[Rows from a figure dataset]

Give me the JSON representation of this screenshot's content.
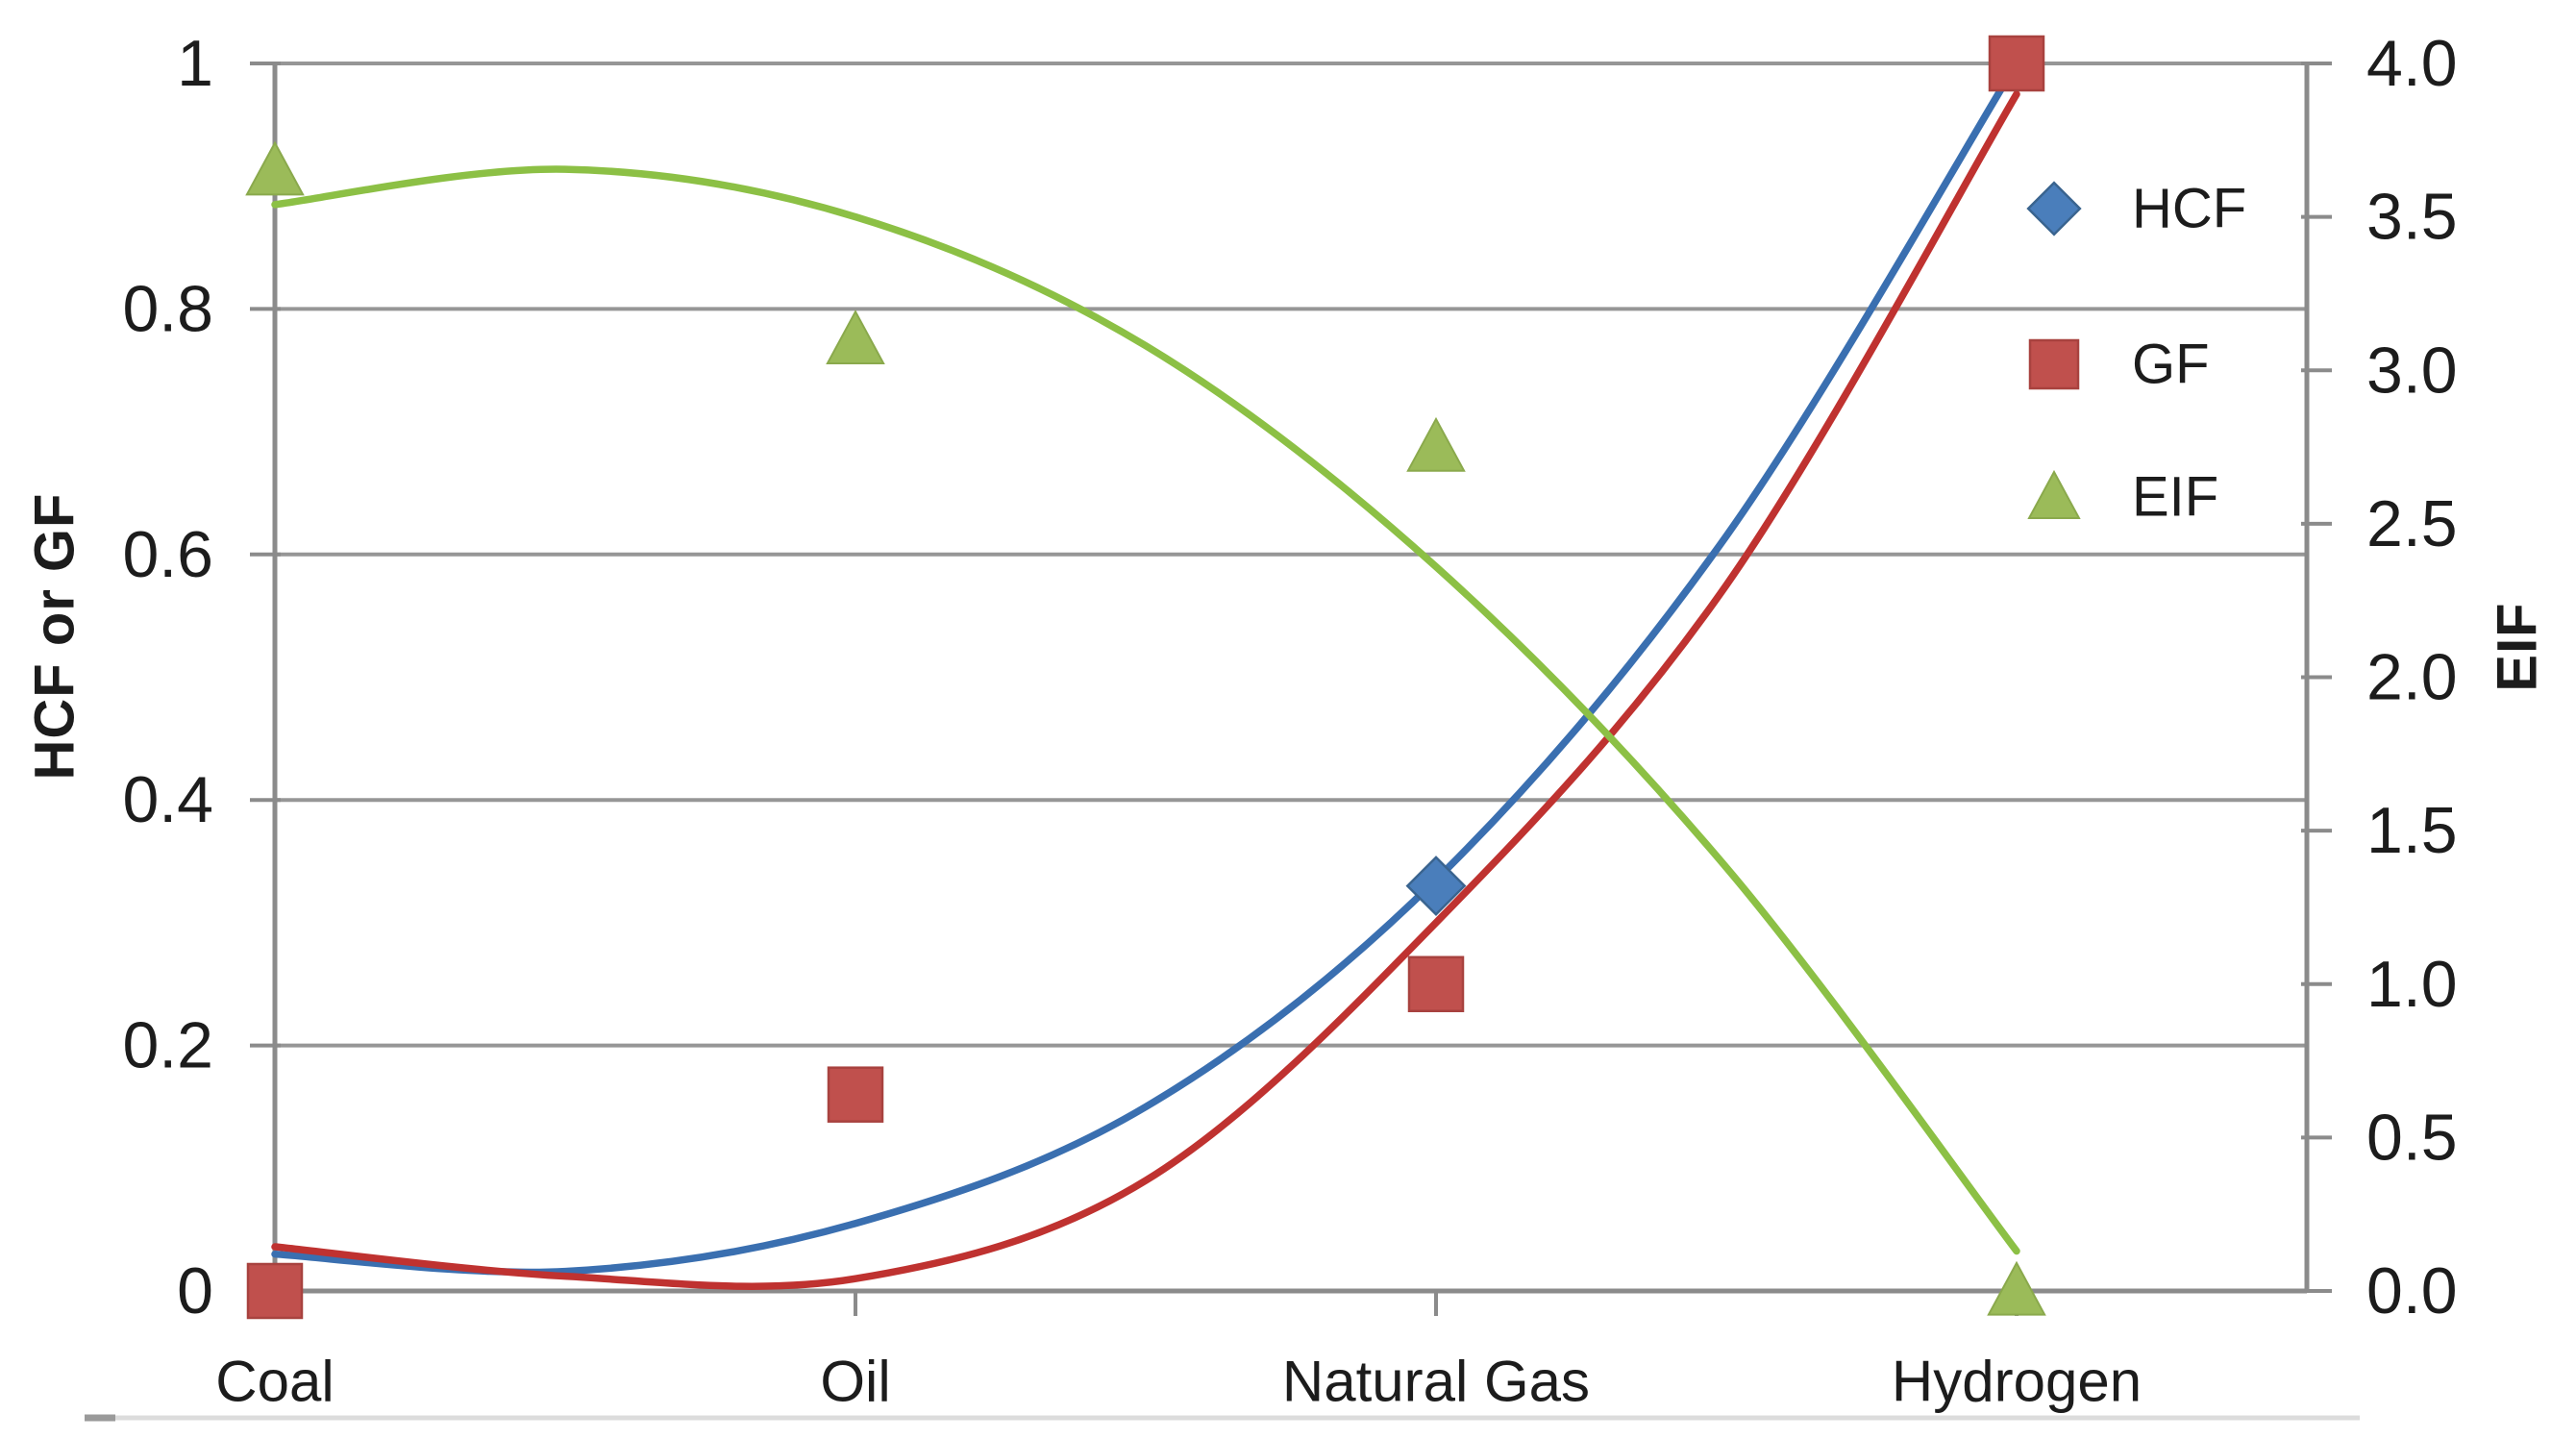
{
  "chart_data": {
    "type": "scatter",
    "title": "",
    "categories": [
      "Coal",
      "Oil",
      "Natural Gas",
      "Hydrogen"
    ],
    "left_axis": {
      "label": "HCF or GF",
      "min": 0,
      "max": 1,
      "tick_labels": [
        "1",
        "0.8",
        "0.6",
        "0.4",
        "0.2",
        "0"
      ],
      "tick_values": [
        1,
        0.8,
        0.6,
        0.4,
        0.2,
        0
      ]
    },
    "right_axis": {
      "label": "EIF",
      "min": 0,
      "max": 4,
      "tick_labels": [
        "4.0",
        "3.5",
        "3.0",
        "2.5",
        "2.0",
        "1.5",
        "1.0",
        "0.5",
        "0.0"
      ],
      "tick_values": [
        4,
        3.5,
        3,
        2.5,
        2,
        1.5,
        1,
        0.5,
        0
      ]
    },
    "series": [
      {
        "name": "HCF",
        "marker": "diamond",
        "color": "#4a7ebb",
        "stroke": "#3a648f",
        "axis": "left",
        "points": [
          {
            "category": "Natural Gas",
            "value": 0.33
          }
        ]
      },
      {
        "name": "GF",
        "marker": "square",
        "color": "#c0504d",
        "stroke": "#a8423f",
        "axis": "left",
        "points": [
          {
            "category": "Coal",
            "value": 0.0
          },
          {
            "category": "Oil",
            "value": 0.16
          },
          {
            "category": "Natural Gas",
            "value": 0.25
          },
          {
            "category": "Hydrogen",
            "value": 1.0
          }
        ]
      },
      {
        "name": "EIF",
        "marker": "triangle",
        "color": "#9bbb59",
        "stroke": "#8aa94c",
        "axis": "right",
        "points": [
          {
            "category": "Coal",
            "value": 3.65
          },
          {
            "category": "Oil",
            "value": 3.1
          },
          {
            "category": "Natural Gas",
            "value": 2.75
          },
          {
            "category": "Hydrogen",
            "value": 0.0
          }
        ]
      }
    ],
    "trendlines": [
      {
        "series": "HCF",
        "axis": "left",
        "color": "#3a6fb0",
        "samples": [
          [
            0,
            0.03
          ],
          [
            0.5,
            0.016
          ],
          [
            1,
            0.055
          ],
          [
            1.5,
            0.15
          ],
          [
            2,
            0.335
          ],
          [
            2.5,
            0.615
          ],
          [
            3,
            1.0
          ]
        ]
      },
      {
        "series": "GF",
        "axis": "left",
        "color": "#bf3230",
        "samples": [
          [
            0,
            0.036
          ],
          [
            0.5,
            0.012
          ],
          [
            1,
            0.01
          ],
          [
            1.5,
            0.09
          ],
          [
            2,
            0.3
          ],
          [
            2.5,
            0.575
          ],
          [
            3,
            0.975
          ]
        ]
      },
      {
        "series": "EIF",
        "axis": "right",
        "color": "#8cc045",
        "samples": [
          [
            0,
            3.54
          ],
          [
            0.5,
            3.655
          ],
          [
            1,
            3.5
          ],
          [
            1.5,
            3.08
          ],
          [
            2,
            2.36
          ],
          [
            2.5,
            1.38
          ],
          [
            3,
            0.13
          ]
        ]
      }
    ],
    "legend": {
      "position": "inside-right",
      "entries": [
        "HCF",
        "GF",
        "EIF"
      ]
    },
    "grid": true,
    "grid_color": "#969696",
    "axis_color": "#8b8b8b",
    "text_color": "#1c1c1c",
    "xlabel": "",
    "ylabel_left": "HCF or GF",
    "ylabel_right": "EIF"
  }
}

- Set task -
Choose all lines containing the string "stroke" and copy them out.

- Problem solution -
        "stroke": "#3a648f",
        "stroke": "#a8423f",
        "stroke": "#8aa94c",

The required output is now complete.